[Start of RECORDS]
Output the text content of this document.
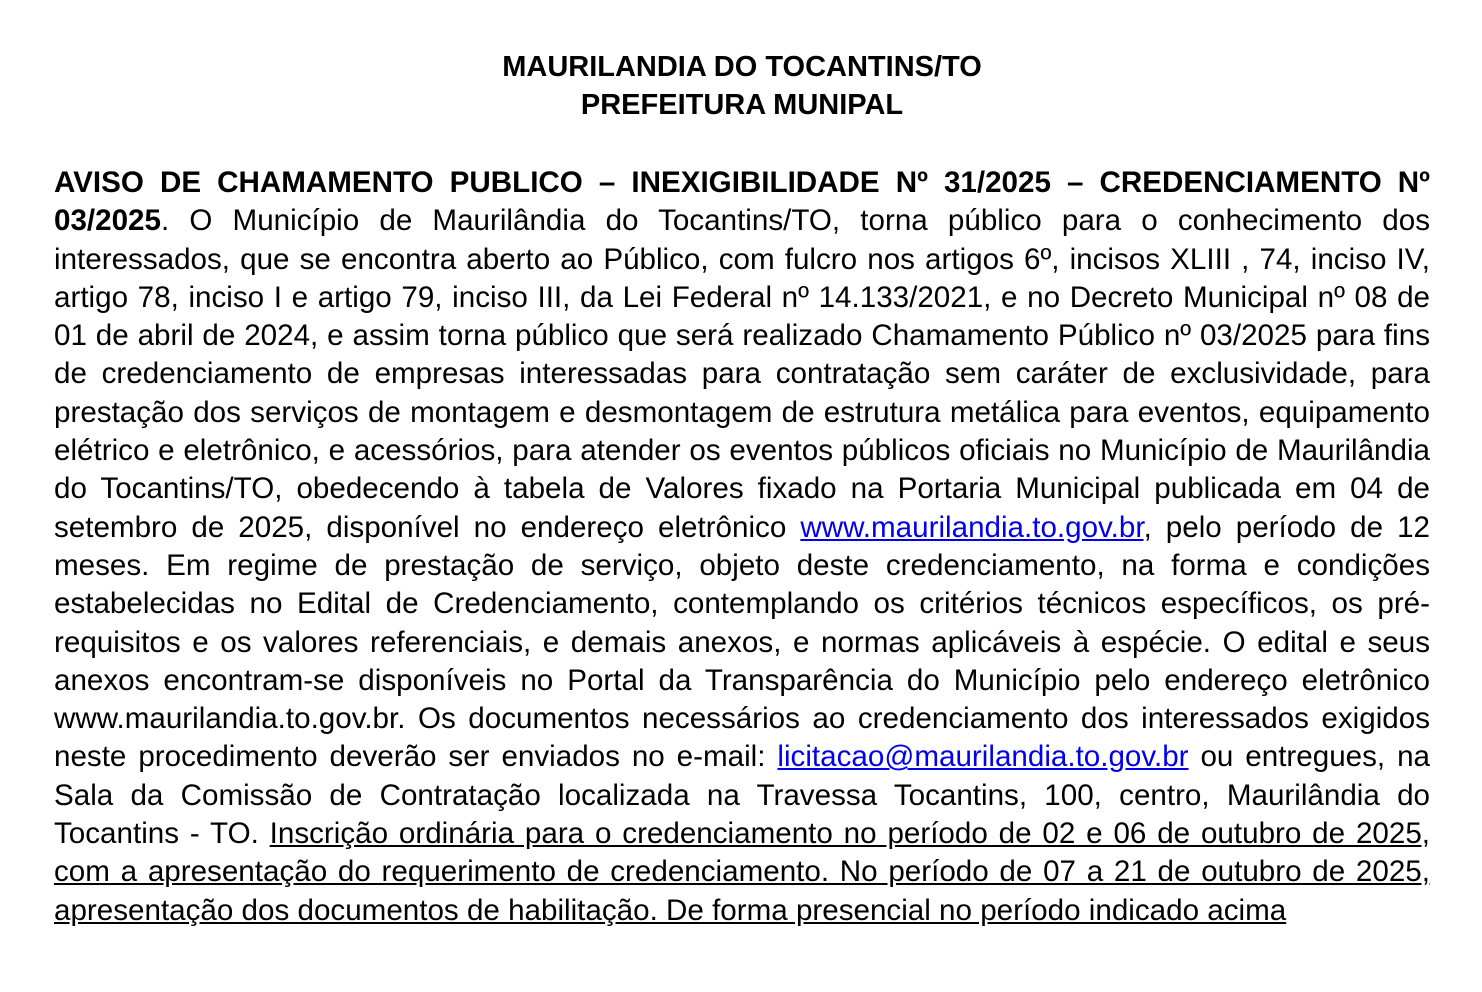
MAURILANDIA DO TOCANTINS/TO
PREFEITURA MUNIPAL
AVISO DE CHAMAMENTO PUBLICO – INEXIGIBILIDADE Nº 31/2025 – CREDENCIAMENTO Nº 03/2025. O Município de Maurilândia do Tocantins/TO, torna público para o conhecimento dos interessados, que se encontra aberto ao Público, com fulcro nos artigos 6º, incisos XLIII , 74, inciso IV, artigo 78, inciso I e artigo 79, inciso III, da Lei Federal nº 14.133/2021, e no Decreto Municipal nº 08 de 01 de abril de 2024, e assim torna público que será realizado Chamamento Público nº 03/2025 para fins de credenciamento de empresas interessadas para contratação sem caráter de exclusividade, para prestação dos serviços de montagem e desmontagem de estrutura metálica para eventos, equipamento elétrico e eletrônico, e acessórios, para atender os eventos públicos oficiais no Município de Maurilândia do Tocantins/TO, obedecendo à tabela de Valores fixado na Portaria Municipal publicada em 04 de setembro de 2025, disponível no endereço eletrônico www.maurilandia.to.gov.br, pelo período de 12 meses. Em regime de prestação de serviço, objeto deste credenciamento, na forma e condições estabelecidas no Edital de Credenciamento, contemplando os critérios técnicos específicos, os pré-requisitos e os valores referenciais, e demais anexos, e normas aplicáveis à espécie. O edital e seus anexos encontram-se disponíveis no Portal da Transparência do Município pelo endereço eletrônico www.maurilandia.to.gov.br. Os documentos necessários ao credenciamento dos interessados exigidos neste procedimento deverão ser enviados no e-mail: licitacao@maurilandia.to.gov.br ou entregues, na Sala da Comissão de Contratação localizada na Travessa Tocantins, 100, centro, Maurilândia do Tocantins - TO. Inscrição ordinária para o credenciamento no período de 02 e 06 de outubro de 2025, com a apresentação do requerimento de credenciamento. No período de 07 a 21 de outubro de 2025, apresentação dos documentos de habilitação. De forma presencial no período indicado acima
[End of RECORDS]
[Start of RECORDS]
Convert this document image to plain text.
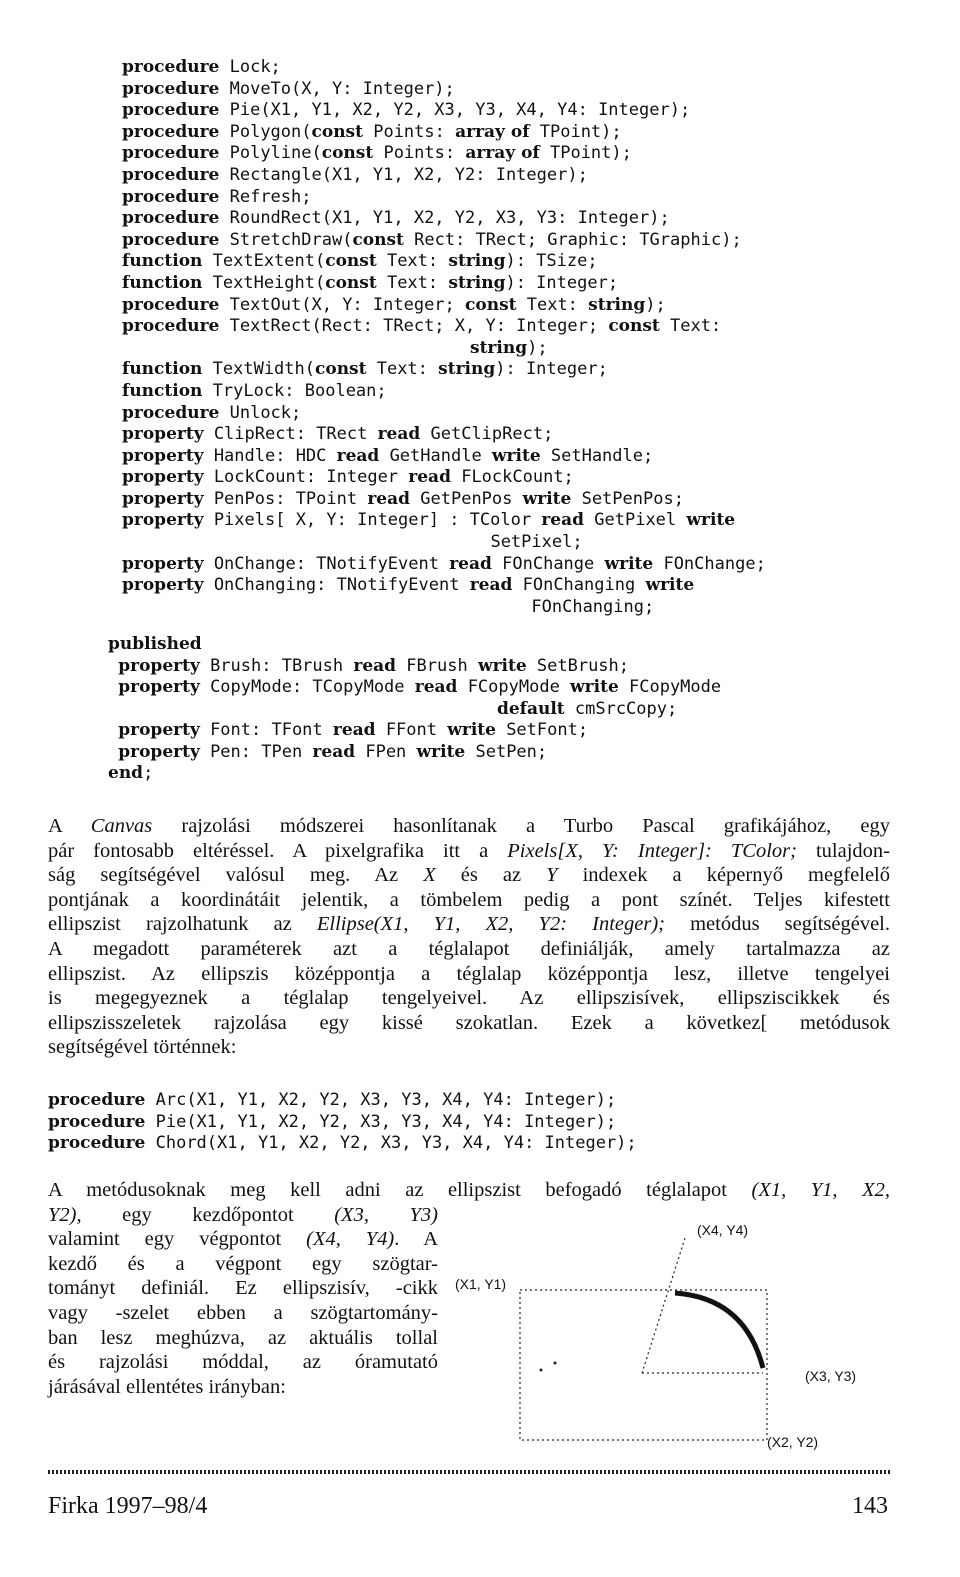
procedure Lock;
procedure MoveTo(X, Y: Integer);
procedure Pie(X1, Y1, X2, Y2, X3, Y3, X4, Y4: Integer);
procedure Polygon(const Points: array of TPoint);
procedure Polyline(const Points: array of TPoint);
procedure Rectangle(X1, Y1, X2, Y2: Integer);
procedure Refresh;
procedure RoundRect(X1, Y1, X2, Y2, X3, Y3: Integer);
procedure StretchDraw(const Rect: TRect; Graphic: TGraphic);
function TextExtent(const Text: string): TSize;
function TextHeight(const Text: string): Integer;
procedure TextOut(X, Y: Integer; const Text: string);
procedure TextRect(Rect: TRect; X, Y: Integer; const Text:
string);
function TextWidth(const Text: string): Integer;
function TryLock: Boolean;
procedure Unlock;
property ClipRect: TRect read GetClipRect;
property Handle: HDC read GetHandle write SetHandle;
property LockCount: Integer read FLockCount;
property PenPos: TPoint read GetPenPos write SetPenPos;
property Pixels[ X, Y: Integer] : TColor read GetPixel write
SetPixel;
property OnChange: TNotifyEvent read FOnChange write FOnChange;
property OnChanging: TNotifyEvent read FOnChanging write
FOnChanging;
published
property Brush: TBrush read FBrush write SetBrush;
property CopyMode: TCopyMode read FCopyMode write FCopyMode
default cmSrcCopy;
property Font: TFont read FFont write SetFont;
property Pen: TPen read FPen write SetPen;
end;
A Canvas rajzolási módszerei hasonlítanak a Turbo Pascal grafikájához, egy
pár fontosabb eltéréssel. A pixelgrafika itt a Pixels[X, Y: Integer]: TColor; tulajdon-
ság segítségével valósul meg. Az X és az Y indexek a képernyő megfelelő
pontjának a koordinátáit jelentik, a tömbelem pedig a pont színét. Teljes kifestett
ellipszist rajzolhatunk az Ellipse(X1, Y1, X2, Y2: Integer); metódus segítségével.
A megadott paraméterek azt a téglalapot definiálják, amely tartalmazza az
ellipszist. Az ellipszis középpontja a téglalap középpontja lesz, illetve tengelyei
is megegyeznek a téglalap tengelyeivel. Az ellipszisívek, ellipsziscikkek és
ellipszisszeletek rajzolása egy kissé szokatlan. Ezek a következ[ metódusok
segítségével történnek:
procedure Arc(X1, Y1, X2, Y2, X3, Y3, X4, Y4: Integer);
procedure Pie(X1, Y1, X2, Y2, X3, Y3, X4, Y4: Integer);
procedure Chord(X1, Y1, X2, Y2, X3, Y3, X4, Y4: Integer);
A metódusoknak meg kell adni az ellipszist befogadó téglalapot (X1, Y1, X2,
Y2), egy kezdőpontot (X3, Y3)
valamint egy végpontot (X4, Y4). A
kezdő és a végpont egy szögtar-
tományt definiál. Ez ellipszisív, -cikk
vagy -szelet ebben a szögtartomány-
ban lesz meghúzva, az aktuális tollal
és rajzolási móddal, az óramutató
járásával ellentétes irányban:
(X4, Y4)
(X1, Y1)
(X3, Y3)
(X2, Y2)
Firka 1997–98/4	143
[End of RECORDS]
**WHAT THE EXERCISE ASKS**
Find the lines holding "write" and list every one.

**EXPECTED ANSWER**
property Handle: HDC read GetHandle write SetHandle;
property PenPos: TPoint read GetPenPos write SetPenPos;
property Pixels[ X, Y: Integer] : TColor read GetPixel write
property OnChange: TNotifyEvent read FOnChange write FOnChange;
property OnChanging: TNotifyEvent read FOnChanging write
property Brush: TBrush read FBrush write SetBrush;
property CopyMode: TCopyMode read FCopyMode write FCopyMode
property Font: TFont read FFont write SetFont;
property Pen: TPen read FPen write SetPen;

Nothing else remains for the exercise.